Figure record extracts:
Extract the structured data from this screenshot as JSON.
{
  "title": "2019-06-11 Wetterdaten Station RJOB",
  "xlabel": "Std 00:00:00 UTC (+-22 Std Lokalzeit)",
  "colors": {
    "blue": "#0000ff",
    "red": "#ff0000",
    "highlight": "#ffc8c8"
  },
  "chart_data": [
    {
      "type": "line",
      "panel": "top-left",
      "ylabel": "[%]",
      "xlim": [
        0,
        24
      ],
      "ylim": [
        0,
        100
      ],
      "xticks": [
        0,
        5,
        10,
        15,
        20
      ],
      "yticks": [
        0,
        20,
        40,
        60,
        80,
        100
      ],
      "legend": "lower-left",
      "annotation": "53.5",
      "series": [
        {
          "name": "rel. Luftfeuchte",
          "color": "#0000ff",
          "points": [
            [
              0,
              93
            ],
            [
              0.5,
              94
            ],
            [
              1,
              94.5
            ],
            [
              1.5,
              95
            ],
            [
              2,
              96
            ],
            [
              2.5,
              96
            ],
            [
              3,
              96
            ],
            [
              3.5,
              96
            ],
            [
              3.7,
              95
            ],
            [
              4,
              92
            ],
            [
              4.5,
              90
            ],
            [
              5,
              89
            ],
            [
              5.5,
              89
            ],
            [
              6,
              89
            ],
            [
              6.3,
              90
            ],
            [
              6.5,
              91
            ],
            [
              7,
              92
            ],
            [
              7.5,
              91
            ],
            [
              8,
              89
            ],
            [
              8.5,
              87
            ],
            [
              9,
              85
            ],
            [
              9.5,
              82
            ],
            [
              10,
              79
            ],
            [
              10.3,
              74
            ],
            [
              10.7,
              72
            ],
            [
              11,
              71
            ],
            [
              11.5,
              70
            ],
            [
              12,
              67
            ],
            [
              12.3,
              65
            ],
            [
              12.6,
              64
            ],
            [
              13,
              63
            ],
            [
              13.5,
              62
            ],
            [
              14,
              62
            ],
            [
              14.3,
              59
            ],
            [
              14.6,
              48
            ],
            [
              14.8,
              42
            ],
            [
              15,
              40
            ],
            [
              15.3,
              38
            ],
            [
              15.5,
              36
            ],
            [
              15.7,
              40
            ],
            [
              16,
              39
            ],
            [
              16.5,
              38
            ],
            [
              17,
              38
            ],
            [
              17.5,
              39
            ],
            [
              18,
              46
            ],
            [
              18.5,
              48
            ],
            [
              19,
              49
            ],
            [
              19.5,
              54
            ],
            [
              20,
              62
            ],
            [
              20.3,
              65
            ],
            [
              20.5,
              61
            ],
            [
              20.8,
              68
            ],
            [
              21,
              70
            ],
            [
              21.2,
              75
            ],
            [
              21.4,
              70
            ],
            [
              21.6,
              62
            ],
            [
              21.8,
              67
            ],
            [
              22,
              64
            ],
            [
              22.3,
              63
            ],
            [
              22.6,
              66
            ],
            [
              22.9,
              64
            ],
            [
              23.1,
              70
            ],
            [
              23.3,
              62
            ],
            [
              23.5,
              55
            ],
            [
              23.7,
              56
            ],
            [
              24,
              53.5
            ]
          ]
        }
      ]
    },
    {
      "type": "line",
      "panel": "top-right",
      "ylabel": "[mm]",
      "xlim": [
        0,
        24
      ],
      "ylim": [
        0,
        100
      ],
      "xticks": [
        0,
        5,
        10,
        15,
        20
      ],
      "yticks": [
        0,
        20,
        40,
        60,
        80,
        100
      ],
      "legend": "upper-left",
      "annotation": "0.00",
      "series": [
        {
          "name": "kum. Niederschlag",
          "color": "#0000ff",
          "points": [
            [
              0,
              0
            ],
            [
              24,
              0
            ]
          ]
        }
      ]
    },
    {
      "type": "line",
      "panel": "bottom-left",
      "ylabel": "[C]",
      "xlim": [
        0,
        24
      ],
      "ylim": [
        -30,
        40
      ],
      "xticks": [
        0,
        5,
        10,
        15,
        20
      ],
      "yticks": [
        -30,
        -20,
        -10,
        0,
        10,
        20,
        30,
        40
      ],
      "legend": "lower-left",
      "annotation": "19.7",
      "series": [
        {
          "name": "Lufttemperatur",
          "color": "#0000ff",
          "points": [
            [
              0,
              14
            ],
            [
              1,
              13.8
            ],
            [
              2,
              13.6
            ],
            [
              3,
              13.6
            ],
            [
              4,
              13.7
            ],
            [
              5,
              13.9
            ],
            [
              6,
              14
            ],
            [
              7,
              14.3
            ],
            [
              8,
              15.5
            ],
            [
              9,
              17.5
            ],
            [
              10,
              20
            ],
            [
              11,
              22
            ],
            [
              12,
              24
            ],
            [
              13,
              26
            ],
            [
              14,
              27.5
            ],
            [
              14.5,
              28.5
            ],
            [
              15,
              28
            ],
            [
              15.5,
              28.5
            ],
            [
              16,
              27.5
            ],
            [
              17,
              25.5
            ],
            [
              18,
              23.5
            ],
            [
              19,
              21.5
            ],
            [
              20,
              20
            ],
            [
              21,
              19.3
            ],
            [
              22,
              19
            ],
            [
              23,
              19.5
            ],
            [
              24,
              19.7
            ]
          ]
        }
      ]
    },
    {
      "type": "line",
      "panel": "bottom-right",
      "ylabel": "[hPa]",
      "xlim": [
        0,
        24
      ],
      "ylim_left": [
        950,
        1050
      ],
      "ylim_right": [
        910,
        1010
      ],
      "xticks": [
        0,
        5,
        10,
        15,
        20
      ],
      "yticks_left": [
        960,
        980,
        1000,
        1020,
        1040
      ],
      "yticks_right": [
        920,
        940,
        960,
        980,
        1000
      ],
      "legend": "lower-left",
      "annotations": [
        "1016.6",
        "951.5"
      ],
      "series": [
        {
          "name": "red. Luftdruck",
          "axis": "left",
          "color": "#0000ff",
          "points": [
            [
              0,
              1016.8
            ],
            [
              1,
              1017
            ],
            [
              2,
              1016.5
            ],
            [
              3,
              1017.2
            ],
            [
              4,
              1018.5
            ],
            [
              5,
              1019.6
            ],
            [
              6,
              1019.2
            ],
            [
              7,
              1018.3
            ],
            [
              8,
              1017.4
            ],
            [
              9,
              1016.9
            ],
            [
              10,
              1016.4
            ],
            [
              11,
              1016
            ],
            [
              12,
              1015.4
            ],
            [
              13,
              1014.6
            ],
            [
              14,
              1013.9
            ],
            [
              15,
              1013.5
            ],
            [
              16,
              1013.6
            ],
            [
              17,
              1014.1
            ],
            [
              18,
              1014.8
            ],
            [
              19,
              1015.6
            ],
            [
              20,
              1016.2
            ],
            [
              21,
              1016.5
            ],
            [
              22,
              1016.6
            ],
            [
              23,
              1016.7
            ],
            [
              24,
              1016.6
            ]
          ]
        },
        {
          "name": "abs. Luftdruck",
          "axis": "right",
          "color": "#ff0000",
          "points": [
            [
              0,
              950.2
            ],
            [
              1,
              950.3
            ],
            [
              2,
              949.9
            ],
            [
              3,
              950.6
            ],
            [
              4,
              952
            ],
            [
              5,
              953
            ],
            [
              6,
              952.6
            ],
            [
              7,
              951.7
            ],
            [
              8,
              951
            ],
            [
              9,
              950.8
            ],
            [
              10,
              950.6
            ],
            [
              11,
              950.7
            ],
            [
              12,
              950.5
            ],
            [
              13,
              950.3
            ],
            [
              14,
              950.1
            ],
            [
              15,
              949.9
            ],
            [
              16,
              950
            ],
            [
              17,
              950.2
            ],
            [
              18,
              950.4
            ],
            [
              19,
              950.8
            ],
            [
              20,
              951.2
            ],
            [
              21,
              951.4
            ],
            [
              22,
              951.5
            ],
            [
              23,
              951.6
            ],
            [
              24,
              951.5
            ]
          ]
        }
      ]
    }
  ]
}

Task description ::
Without leaving anything out, quote all the data.

Worked answer ::
Extract the structured data from this screenshot as JSON.
{
  "title": "2019-06-11 Wetterdaten Station RJOB",
  "xlabel": "Std 00:00:00 UTC (+-22 Std Lokalzeit)",
  "colors": {
    "blue": "#0000ff",
    "red": "#ff0000",
    "highlight": "#ffc8c8"
  },
  "chart_data": [
    {
      "type": "line",
      "panel": "top-left",
      "ylabel": "[%]",
      "xlim": [
        0,
        24
      ],
      "ylim": [
        0,
        100
      ],
      "xticks": [
        0,
        5,
        10,
        15,
        20
      ],
      "yticks": [
        0,
        20,
        40,
        60,
        80,
        100
      ],
      "legend": "lower-left",
      "annotation": "53.5",
      "series": [
        {
          "name": "rel. Luftfeuchte",
          "color": "#0000ff",
          "points": [
            [
              0,
              93
            ],
            [
              0.5,
              94
            ],
            [
              1,
              94.5
            ],
            [
              1.5,
              95
            ],
            [
              2,
              96
            ],
            [
              2.5,
              96
            ],
            [
              3,
              96
            ],
            [
              3.5,
              96
            ],
            [
              3.7,
              95
            ],
            [
              4,
              92
            ],
            [
              4.5,
              90
            ],
            [
              5,
              89
            ],
            [
              5.5,
              89
            ],
            [
              6,
              89
            ],
            [
              6.3,
              90
            ],
            [
              6.5,
              91
            ],
            [
              7,
              92
            ],
            [
              7.5,
              91
            ],
            [
              8,
              89
            ],
            [
              8.5,
              87
            ],
            [
              9,
              85
            ],
            [
              9.5,
              82
            ],
            [
              10,
              79
            ],
            [
              10.3,
              74
            ],
            [
              10.7,
              72
            ],
            [
              11,
              71
            ],
            [
              11.5,
              70
            ],
            [
              12,
              67
            ],
            [
              12.3,
              65
            ],
            [
              12.6,
              64
            ],
            [
              13,
              63
            ],
            [
              13.5,
              62
            ],
            [
              14,
              62
            ],
            [
              14.3,
              59
            ],
            [
              14.6,
              48
            ],
            [
              14.8,
              42
            ],
            [
              15,
              40
            ],
            [
              15.3,
              38
            ],
            [
              15.5,
              36
            ],
            [
              15.7,
              40
            ],
            [
              16,
              39
            ],
            [
              16.5,
              38
            ],
            [
              17,
              38
            ],
            [
              17.5,
              39
            ],
            [
              18,
              46
            ],
            [
              18.5,
              48
            ],
            [
              19,
              49
            ],
            [
              19.5,
              54
            ],
            [
              20,
              62
            ],
            [
              20.3,
              65
            ],
            [
              20.5,
              61
            ],
            [
              20.8,
              68
            ],
            [
              21,
              70
            ],
            [
              21.2,
              75
            ],
            [
              21.4,
              70
            ],
            [
              21.6,
              62
            ],
            [
              21.8,
              67
            ],
            [
              22,
              64
            ],
            [
              22.3,
              63
            ],
            [
              22.6,
              66
            ],
            [
              22.9,
              64
            ],
            [
              23.1,
              70
            ],
            [
              23.3,
              62
            ],
            [
              23.5,
              55
            ],
            [
              23.7,
              56
            ],
            [
              24,
              53.5
            ]
          ]
        }
      ]
    },
    {
      "type": "line",
      "panel": "top-right",
      "ylabel": "[mm]",
      "xlim": [
        0,
        24
      ],
      "ylim": [
        0,
        100
      ],
      "xticks": [
        0,
        5,
        10,
        15,
        20
      ],
      "yticks": [
        0,
        20,
        40,
        60,
        80,
        100
      ],
      "legend": "upper-left",
      "annotation": "0.00",
      "series": [
        {
          "name": "kum. Niederschlag",
          "color": "#0000ff",
          "points": [
            [
              0,
              0
            ],
            [
              24,
              0
            ]
          ]
        }
      ]
    },
    {
      "type": "line",
      "panel": "bottom-left",
      "ylabel": "[C]",
      "xlim": [
        0,
        24
      ],
      "ylim": [
        -30,
        40
      ],
      "xticks": [
        0,
        5,
        10,
        15,
        20
      ],
      "yticks": [
        -30,
        -20,
        -10,
        0,
        10,
        20,
        30,
        40
      ],
      "legend": "lower-left",
      "annotation": "19.7",
      "series": [
        {
          "name": "Lufttemperatur",
          "color": "#0000ff",
          "points": [
            [
              0,
              14
            ],
            [
              1,
              13.8
            ],
            [
              2,
              13.6
            ],
            [
              3,
              13.6
            ],
            [
              4,
              13.7
            ],
            [
              5,
              13.9
            ],
            [
              6,
              14
            ],
            [
              7,
              14.3
            ],
            [
              8,
              15.5
            ],
            [
              9,
              17.5
            ],
            [
              10,
              20
            ],
            [
              11,
              22
            ],
            [
              12,
              24
            ],
            [
              13,
              26
            ],
            [
              14,
              27.5
            ],
            [
              14.5,
              28.5
            ],
            [
              15,
              28
            ],
            [
              15.5,
              28.5
            ],
            [
              16,
              27.5
            ],
            [
              17,
              25.5
            ],
            [
              18,
              23.5
            ],
            [
              19,
              21.5
            ],
            [
              20,
              20
            ],
            [
              21,
              19.3
            ],
            [
              22,
              19
            ],
            [
              23,
              19.5
            ],
            [
              24,
              19.7
            ]
          ]
        }
      ]
    },
    {
      "type": "line",
      "panel": "bottom-right",
      "ylabel": "[hPa]",
      "xlim": [
        0,
        24
      ],
      "ylim_left": [
        950,
        1050
      ],
      "ylim_right": [
        910,
        1010
      ],
      "xticks": [
        0,
        5,
        10,
        15,
        20
      ],
      "yticks_left": [
        960,
        980,
        1000,
        1020,
        1040
      ],
      "yticks_right": [
        920,
        940,
        960,
        980,
        1000
      ],
      "legend": "lower-left",
      "annotations": [
        "1016.6",
        "951.5"
      ],
      "series": [
        {
          "name": "red. Luftdruck",
          "axis": "left",
          "color": "#0000ff",
          "points": [
            [
              0,
              1016.8
            ],
            [
              1,
              1017
            ],
            [
              2,
              1016.5
            ],
            [
              3,
              1017.2
            ],
            [
              4,
              1018.5
            ],
            [
              5,
              1019.6
            ],
            [
              6,
              1019.2
            ],
            [
              7,
              1018.3
            ],
            [
              8,
              1017.4
            ],
            [
              9,
              1016.9
            ],
            [
              10,
              1016.4
            ],
            [
              11,
              1016
            ],
            [
              12,
              1015.4
            ],
            [
              13,
              1014.6
            ],
            [
              14,
              1013.9
            ],
            [
              15,
              1013.5
            ],
            [
              16,
              1013.6
            ],
            [
              17,
              1014.1
            ],
            [
              18,
              1014.8
            ],
            [
              19,
              1015.6
            ],
            [
              20,
              1016.2
            ],
            [
              21,
              1016.5
            ],
            [
              22,
              1016.6
            ],
            [
              23,
              1016.7
            ],
            [
              24,
              1016.6
            ]
          ]
        },
        {
          "name": "abs. Luftdruck",
          "axis": "right",
          "color": "#ff0000",
          "points": [
            [
              0,
              950.2
            ],
            [
              1,
              950.3
            ],
            [
              2,
              949.9
            ],
            [
              3,
              950.6
            ],
            [
              4,
              952
            ],
            [
              5,
              953
            ],
            [
              6,
              952.6
            ],
            [
              7,
              951.7
            ],
            [
              8,
              951
            ],
            [
              9,
              950.8
            ],
            [
              10,
              950.6
            ],
            [
              11,
              950.7
            ],
            [
              12,
              950.5
            ],
            [
              13,
              950.3
            ],
            [
              14,
              950.1
            ],
            [
              15,
              949.9
            ],
            [
              16,
              950
            ],
            [
              17,
              950.2
            ],
            [
              18,
              950.4
            ],
            [
              19,
              950.8
            ],
            [
              20,
              951.2
            ],
            [
              21,
              951.4
            ],
            [
              22,
              951.5
            ],
            [
              23,
              951.6
            ],
            [
              24,
              951.5
            ]
          ]
        }
      ]
    }
  ]
}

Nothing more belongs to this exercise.